AIM OF THE TASK
Repeat every item below word for word, leaving each line unchanged.

▬▬▬

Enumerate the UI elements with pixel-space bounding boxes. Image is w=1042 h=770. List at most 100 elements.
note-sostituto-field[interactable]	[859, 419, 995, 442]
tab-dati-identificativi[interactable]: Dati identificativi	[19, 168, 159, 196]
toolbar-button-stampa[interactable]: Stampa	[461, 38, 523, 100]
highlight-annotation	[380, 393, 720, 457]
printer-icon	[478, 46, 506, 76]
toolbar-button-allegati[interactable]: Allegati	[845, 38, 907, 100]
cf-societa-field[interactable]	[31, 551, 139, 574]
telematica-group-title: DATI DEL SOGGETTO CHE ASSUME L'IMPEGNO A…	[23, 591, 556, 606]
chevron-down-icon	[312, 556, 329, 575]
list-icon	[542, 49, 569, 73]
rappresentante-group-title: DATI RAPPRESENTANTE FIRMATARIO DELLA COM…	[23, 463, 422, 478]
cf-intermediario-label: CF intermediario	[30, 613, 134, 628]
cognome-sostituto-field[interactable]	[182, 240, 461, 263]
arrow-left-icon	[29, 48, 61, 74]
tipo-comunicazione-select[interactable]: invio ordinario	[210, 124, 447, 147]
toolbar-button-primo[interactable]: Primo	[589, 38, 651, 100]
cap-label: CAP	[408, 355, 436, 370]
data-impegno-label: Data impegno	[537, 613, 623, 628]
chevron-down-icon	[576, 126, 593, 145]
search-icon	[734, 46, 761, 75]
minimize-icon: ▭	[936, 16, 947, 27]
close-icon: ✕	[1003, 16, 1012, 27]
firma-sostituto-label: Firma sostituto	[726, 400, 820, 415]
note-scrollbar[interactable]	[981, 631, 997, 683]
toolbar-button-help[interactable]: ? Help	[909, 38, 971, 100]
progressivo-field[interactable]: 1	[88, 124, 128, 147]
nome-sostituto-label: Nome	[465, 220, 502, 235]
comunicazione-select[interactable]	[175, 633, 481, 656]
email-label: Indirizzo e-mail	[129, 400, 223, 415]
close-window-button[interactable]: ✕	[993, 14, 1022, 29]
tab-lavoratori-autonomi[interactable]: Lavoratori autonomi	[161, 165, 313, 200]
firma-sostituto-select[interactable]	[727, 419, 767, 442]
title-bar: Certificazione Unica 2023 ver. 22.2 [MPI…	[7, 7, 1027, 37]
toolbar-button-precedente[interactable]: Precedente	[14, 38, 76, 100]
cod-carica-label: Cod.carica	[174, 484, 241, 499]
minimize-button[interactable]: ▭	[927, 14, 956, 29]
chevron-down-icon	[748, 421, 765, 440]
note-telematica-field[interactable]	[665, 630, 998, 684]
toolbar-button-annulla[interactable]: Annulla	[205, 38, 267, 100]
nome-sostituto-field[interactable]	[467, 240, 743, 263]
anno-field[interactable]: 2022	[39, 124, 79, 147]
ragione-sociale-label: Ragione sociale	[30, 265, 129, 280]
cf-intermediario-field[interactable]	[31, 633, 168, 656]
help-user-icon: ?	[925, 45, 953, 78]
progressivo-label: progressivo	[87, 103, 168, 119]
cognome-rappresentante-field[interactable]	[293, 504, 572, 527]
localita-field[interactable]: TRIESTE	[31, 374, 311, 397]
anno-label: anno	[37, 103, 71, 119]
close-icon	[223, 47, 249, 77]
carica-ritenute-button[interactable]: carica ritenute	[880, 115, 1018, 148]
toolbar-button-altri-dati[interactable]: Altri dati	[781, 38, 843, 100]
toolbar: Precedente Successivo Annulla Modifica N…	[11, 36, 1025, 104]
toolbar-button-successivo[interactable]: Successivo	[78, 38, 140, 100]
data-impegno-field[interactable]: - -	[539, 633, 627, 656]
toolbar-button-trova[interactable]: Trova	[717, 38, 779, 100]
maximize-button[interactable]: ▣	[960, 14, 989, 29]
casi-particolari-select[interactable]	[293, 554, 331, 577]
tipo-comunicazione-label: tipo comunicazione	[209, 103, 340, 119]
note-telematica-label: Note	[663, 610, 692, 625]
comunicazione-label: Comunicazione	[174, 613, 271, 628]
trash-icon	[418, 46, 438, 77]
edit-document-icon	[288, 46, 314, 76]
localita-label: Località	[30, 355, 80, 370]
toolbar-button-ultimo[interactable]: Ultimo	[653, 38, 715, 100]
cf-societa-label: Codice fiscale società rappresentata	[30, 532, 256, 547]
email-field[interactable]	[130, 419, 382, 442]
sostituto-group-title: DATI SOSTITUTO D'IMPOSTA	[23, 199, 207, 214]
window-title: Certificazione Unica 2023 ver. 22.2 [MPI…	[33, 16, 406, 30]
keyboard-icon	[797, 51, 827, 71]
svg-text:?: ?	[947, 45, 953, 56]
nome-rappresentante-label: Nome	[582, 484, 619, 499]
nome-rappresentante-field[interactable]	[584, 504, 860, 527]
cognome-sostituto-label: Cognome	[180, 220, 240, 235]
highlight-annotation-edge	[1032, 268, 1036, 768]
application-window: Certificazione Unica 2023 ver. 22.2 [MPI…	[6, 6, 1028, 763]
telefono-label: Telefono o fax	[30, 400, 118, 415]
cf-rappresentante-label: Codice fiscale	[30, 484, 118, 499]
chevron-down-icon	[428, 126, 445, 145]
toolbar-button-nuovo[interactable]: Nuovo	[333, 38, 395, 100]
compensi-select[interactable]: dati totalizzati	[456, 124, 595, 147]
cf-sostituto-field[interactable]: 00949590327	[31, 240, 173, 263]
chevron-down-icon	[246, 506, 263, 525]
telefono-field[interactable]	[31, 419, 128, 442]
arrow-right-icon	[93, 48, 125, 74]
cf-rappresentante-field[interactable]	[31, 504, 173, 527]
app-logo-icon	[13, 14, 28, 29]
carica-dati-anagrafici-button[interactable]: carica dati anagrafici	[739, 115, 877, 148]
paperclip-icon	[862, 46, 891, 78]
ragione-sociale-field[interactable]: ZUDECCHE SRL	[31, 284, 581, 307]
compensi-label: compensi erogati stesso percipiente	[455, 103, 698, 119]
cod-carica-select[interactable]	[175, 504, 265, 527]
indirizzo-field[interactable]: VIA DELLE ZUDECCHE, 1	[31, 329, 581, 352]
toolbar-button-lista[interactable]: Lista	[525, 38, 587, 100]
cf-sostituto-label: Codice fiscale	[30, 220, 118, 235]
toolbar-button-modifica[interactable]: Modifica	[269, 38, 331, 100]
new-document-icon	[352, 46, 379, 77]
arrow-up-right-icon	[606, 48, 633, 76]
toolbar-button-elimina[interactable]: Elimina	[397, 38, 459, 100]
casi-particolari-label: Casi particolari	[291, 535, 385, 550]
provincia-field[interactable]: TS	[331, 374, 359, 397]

▬▬▬

SOLUTION FOR THIS TASK
Enumerate the UI elements with pixel-space bounding boxes. Image is w=1042 h=770. List at most 100 elements.
note-sostituto-field[interactable]	[859, 419, 995, 442]
tab-dati-identificativi[interactable]: Dati identificativi	[19, 168, 159, 196]
toolbar-button-stampa[interactable]: Stampa	[461, 38, 523, 100]
highlight-annotation	[380, 393, 720, 457]
printer-icon	[478, 46, 506, 76]
toolbar-button-allegati[interactable]: Allegati	[845, 38, 907, 100]
cf-societa-field[interactable]	[31, 551, 139, 574]
telematica-group-title: DATI DEL SOGGETTO CHE ASSUME L'IMPEGNO A…	[23, 591, 556, 606]
chevron-down-icon	[312, 556, 329, 575]
list-icon	[542, 49, 569, 73]
rappresentante-group-title: DATI RAPPRESENTANTE FIRMATARIO DELLA COM…	[23, 463, 422, 478]
cf-intermediario-label: CF intermediario	[30, 613, 134, 628]
cognome-sostituto-field[interactable]	[182, 240, 461, 263]
arrow-left-icon	[29, 48, 61, 74]
tipo-comunicazione-select[interactable]: invio ordinario	[210, 124, 447, 147]
toolbar-button-primo[interactable]: Primo	[589, 38, 651, 100]
cap-label: CAP	[408, 355, 436, 370]
data-impegno-label: Data impegno	[537, 613, 623, 628]
chevron-down-icon	[576, 126, 593, 145]
search-icon	[734, 46, 761, 75]
minimize-icon: ▭	[936, 16, 947, 27]
close-icon: ✕	[1003, 16, 1012, 27]
firma-sostituto-label: Firma sostituto	[726, 400, 820, 415]
note-scrollbar[interactable]	[981, 631, 997, 683]
toolbar-button-help[interactable]: ? Help	[909, 38, 971, 100]
progressivo-field[interactable]: 1	[88, 124, 128, 147]
nome-sostituto-label: Nome	[465, 220, 502, 235]
comunicazione-select[interactable]	[175, 633, 481, 656]
email-label: Indirizzo e-mail	[129, 400, 223, 415]
close-window-button[interactable]: ✕	[993, 14, 1022, 29]
tab-lavoratori-autonomi[interactable]: Lavoratori autonomi	[161, 165, 313, 200]
firma-sostituto-select[interactable]	[727, 419, 767, 442]
title-bar: Certificazione Unica 2023 ver. 22.2 [MPI…	[7, 7, 1027, 37]
toolbar-button-precedente[interactable]: Precedente	[14, 38, 76, 100]
cod-carica-label: Cod.carica	[174, 484, 241, 499]
minimize-button[interactable]: ▭	[927, 14, 956, 29]
chevron-down-icon	[748, 421, 765, 440]
note-telematica-field[interactable]	[665, 630, 998, 684]
toolbar-button-annulla[interactable]: Annulla	[205, 38, 267, 100]
nome-sostituto-field[interactable]	[467, 240, 743, 263]
anno-field[interactable]: 2022	[39, 124, 79, 147]
ragione-sociale-label: Ragione sociale	[30, 265, 129, 280]
cf-intermediario-field[interactable]	[31, 633, 168, 656]
help-user-icon: ?	[925, 45, 953, 78]
progressivo-label: progressivo	[87, 103, 168, 119]
cognome-rappresentante-field[interactable]	[293, 504, 572, 527]
localita-field[interactable]: TRIESTE	[31, 374, 311, 397]
anno-label: anno	[37, 103, 71, 119]
close-icon	[223, 47, 249, 77]
carica-ritenute-button[interactable]: carica ritenute	[880, 115, 1018, 148]
toolbar-button-altri-dati[interactable]: Altri dati	[781, 38, 843, 100]
toolbar: Precedente Successivo Annulla Modifica N…	[11, 36, 1025, 104]
toolbar-button-successivo[interactable]: Successivo	[78, 38, 140, 100]
data-impegno-field[interactable]: - -	[539, 633, 627, 656]
toolbar-button-trova[interactable]: Trova	[717, 38, 779, 100]
maximize-button[interactable]: ▣	[960, 14, 989, 29]
casi-particolari-select[interactable]	[293, 554, 331, 577]
tipo-comunicazione-label: tipo comunicazione	[209, 103, 340, 119]
note-telematica-label: Note	[663, 610, 692, 625]
comunicazione-label: Comunicazione	[174, 613, 271, 628]
trash-icon	[418, 46, 438, 77]
edit-document-icon	[288, 46, 314, 76]
localita-label: Località	[30, 355, 80, 370]
toolbar-button-ultimo[interactable]: Ultimo	[653, 38, 715, 100]
cf-societa-label: Codice fiscale società rappresentata	[30, 532, 256, 547]
email-field[interactable]	[130, 419, 382, 442]
sostituto-group-title: DATI SOSTITUTO D'IMPOSTA	[23, 199, 207, 214]
window-title: Certificazione Unica 2023 ver. 22.2 [MPI…	[33, 16, 406, 30]
keyboard-icon	[797, 51, 827, 71]
svg-text:?: ?	[947, 45, 953, 56]
nome-rappresentante-label: Nome	[582, 484, 619, 499]
nome-rappresentante-field[interactable]	[584, 504, 860, 527]
cognome-sostituto-label: Cognome	[180, 220, 240, 235]
highlight-annotation-edge	[1032, 268, 1036, 768]
application-window: Certificazione Unica 2023 ver. 22.2 [MPI…	[6, 6, 1028, 763]
telefono-label: Telefono o fax	[30, 400, 118, 415]
cf-rappresentante-label: Codice fiscale	[30, 484, 118, 499]
chevron-down-icon	[428, 126, 445, 145]
toolbar-button-nuovo[interactable]: Nuovo	[333, 38, 395, 100]
compensi-select[interactable]: dati totalizzati	[456, 124, 595, 147]
cf-sostituto-field[interactable]: 00949590327	[31, 240, 173, 263]
chevron-down-icon	[246, 506, 263, 525]
telefono-field[interactable]	[31, 419, 128, 442]
arrow-right-icon	[93, 48, 125, 74]
cf-rappresentante-field[interactable]	[31, 504, 173, 527]
app-logo-icon	[13, 14, 28, 29]
carica-dati-anagrafici-button[interactable]: carica dati anagrafici	[739, 115, 877, 148]
paperclip-icon	[862, 46, 891, 78]
ragione-sociale-field[interactable]: ZUDECCHE SRL	[31, 284, 581, 307]
compensi-label: compensi erogati stesso percipiente	[455, 103, 698, 119]
cod-carica-select[interactable]	[175, 504, 265, 527]
indirizzo-field[interactable]: VIA DELLE ZUDECCHE, 1	[31, 329, 581, 352]
toolbar-button-lista[interactable]: Lista	[525, 38, 587, 100]
cf-sostituto-label: Codice fiscale	[30, 220, 118, 235]
toolbar-button-modifica[interactable]: Modifica	[269, 38, 331, 100]
new-document-icon	[352, 46, 379, 77]
arrow-up-right-icon	[606, 48, 633, 76]
toolbar-button-elimina[interactable]: Elimina	[397, 38, 459, 100]
casi-particolari-label: Casi particolari	[291, 535, 385, 550]
provincia-field[interactable]: TS	[331, 374, 359, 397]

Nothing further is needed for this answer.